▶ **The task**:
Please answer these questions from the passage below on securing Remote Desktop Protocol servers.
1. Which TCP port should not be directly reachable from the Internet?
2. What kind of server does Microsoft recommend for implementing RDP?
3. What percentage of attacks does the quoted passage attribute to attacks against RDP services?

▶ **Passage for review**:
-- Opening Marker --

Businesses must keep Windows Servers and clients patched with the latest security patches to avoid falling victim to vulnerabilities from unpatched security flaws presented by the BlueKeep vulnerability and others.
Remote Desktop Protocol (RDP) is widely misconfigured and implemented incorrectly in production environments. Often, RDP servers are exposed directly to the Internet as this is a quick and easy way to provide remote access to distributed workers. Remote Desktop Protocol (RDP) servers should never be directly exposed to the Internet, where TCP port 3389 can be reached directly. This is a recipe for disaster.
Instead, Microsoft recommends RDP is implemented with a Remote Desktop Services Gateway server. When the RDS Gateway Server sits in front of the backend RDP session host server, the RDP protocol is tunneled over an SSL HTTPS connection. This configuration dramatically improves the security of an RDP implementation.
Below is the reference architecture from Microsoft for implementing a basic Remote Desktop Services implementation with an RDP server in the backend. Note how the RDP server is not exposed to the public Internet directly.
3. Brute force attacks
Attackers look for exposed RDP servers on the Internet as these can be easy targets for brute force attacks. Additionally, attackers may conduct password spraying attacks on RDP servers and try known breached credentials on exposed servers. Many organizations find that monitoring RDP servers reveals hundreds if not thousands of failed log attempts on their servers from attackers, bots, ransomware attacks, and others!
A recent report noted that phishing emails and attacks on remote desktop services are the top two ways cybercriminals launch ransomware attacks.
“Meanwhile, attacks against RDP services, where cyber criminals brute force weak or default usernames and passwords – or sometimes gain access to legitimate credentials via phishing emails – remain extremely popular with ransomware groups, also accounting for 42 percent of attacks.”

-- Closing Marker --

▶ **Information**:

-- Opening Marker --

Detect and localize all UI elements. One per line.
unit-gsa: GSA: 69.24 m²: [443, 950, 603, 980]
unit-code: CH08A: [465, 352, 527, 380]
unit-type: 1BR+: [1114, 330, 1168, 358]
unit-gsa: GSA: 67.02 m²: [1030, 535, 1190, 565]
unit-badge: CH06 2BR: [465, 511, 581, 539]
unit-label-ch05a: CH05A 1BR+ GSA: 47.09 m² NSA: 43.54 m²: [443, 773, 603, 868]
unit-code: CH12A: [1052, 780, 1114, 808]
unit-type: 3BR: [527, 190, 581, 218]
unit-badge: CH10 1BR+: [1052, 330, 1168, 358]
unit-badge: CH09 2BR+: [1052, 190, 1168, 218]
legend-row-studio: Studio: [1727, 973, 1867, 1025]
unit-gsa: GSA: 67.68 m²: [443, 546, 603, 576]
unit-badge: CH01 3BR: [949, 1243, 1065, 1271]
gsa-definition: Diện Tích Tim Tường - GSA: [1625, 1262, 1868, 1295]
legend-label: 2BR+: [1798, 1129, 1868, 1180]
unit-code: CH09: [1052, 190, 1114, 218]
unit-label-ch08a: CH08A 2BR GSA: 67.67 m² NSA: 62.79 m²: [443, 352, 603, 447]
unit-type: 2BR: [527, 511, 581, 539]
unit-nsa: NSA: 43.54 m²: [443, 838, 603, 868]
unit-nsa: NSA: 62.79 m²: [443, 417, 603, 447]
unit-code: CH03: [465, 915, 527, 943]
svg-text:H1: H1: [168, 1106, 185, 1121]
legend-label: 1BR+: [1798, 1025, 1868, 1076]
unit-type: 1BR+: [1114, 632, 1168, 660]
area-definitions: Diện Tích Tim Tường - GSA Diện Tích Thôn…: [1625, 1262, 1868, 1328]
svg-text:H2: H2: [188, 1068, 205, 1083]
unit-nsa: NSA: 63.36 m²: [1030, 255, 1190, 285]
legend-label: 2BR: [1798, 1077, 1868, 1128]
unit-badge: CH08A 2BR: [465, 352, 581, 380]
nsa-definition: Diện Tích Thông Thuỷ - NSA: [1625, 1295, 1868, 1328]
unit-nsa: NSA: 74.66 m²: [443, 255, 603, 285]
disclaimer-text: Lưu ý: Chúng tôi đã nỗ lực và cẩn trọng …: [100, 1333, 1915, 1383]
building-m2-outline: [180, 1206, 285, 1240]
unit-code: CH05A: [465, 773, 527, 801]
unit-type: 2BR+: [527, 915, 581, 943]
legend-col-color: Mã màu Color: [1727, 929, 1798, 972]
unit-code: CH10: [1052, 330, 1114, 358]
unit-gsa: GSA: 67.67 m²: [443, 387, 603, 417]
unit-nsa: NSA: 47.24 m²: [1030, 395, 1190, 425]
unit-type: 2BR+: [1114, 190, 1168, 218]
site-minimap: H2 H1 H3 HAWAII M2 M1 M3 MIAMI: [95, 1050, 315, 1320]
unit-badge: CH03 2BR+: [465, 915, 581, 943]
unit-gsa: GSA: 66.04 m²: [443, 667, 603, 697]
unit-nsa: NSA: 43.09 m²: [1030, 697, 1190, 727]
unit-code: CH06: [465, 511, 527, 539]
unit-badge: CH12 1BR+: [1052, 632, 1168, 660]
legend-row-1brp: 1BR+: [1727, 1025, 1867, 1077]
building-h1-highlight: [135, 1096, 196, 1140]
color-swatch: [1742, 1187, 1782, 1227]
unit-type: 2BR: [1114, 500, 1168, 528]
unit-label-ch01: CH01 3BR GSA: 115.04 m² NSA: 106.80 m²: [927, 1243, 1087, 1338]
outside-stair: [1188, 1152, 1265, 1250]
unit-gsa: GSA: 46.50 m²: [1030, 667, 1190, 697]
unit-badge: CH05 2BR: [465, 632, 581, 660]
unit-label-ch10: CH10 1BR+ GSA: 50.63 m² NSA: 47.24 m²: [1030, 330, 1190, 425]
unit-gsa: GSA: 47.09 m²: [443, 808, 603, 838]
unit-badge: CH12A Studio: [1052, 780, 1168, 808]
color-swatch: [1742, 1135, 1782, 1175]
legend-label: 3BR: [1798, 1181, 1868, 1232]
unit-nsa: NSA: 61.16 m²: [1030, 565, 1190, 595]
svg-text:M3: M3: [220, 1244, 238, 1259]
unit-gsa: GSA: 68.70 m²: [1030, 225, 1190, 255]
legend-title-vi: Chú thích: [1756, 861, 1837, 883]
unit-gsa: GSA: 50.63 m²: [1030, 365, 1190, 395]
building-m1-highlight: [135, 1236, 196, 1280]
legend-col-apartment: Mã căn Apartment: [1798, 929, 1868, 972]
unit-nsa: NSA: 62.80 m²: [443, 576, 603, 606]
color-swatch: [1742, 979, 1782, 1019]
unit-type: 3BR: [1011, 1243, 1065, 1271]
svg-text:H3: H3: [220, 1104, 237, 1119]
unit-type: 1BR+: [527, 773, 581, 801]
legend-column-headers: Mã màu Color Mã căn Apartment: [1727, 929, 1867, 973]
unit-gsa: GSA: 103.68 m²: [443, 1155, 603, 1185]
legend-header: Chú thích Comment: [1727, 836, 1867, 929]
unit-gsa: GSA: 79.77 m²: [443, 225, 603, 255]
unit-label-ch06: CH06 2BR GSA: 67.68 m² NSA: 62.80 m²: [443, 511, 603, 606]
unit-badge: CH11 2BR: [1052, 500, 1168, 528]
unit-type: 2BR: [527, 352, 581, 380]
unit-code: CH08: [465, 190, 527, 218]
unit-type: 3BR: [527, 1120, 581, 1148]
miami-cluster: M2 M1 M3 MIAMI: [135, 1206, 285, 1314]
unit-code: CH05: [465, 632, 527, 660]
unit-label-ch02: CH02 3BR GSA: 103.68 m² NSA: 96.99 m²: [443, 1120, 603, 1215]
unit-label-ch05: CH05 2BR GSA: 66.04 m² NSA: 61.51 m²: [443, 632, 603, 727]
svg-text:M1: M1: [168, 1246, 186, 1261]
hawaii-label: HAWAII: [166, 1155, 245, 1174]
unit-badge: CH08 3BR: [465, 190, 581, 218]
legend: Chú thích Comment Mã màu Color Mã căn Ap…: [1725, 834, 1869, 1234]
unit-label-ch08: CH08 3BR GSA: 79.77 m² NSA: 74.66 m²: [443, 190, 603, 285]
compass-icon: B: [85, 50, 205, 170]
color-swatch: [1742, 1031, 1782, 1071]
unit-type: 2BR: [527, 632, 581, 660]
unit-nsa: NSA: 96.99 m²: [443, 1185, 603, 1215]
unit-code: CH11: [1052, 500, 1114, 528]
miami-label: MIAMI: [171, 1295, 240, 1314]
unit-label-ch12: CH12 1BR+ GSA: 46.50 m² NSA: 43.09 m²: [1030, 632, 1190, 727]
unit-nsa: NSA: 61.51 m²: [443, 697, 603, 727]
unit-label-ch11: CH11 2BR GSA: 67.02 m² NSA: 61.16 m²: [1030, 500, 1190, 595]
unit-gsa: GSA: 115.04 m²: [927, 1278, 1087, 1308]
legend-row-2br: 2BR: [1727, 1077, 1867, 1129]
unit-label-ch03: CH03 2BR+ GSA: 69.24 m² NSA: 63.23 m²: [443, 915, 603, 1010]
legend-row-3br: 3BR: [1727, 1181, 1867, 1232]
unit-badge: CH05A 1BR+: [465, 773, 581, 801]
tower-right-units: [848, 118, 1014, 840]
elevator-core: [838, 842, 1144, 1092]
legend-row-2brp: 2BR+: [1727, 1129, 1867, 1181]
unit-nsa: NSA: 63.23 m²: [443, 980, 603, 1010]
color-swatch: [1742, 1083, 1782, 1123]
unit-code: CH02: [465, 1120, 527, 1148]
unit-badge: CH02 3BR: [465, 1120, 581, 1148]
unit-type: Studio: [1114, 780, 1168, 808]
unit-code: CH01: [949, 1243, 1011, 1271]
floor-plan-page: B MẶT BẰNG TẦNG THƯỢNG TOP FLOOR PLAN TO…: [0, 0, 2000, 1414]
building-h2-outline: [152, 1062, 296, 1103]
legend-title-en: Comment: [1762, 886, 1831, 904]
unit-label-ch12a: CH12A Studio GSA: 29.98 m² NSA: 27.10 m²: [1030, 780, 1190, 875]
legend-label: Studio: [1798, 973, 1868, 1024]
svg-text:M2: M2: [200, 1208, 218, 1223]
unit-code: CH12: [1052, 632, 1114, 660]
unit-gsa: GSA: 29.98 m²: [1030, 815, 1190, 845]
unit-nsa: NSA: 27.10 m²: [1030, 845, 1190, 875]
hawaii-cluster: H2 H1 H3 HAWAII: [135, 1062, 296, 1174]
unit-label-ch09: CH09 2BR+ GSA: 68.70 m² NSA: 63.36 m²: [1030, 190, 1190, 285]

-- Closing Marker --

▶ **Result**:
1. TCP port 3389.
2. A Remote Desktop Services Gateway server.
3. 42 percent.